**RECORDED DATA**
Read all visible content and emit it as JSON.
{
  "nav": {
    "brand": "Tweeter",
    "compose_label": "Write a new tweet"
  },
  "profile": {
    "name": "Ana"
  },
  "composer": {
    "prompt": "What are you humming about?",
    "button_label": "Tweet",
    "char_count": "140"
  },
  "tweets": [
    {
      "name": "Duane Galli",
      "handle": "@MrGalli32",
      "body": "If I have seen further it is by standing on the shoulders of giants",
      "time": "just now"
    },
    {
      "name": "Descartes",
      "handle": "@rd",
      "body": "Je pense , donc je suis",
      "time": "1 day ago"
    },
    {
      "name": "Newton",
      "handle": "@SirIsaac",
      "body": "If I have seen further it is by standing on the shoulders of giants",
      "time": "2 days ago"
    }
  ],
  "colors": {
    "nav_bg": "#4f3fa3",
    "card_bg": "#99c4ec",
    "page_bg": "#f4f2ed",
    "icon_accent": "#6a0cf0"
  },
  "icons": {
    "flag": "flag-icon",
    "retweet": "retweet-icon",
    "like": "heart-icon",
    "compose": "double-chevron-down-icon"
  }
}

**SET TASK**
Copy out every line that includes the word "handle".

**WRITTEN ANSWER**
      "handle": "@MrGalli32",
      "handle": "@rd",
      "handle": "@SirIsaac",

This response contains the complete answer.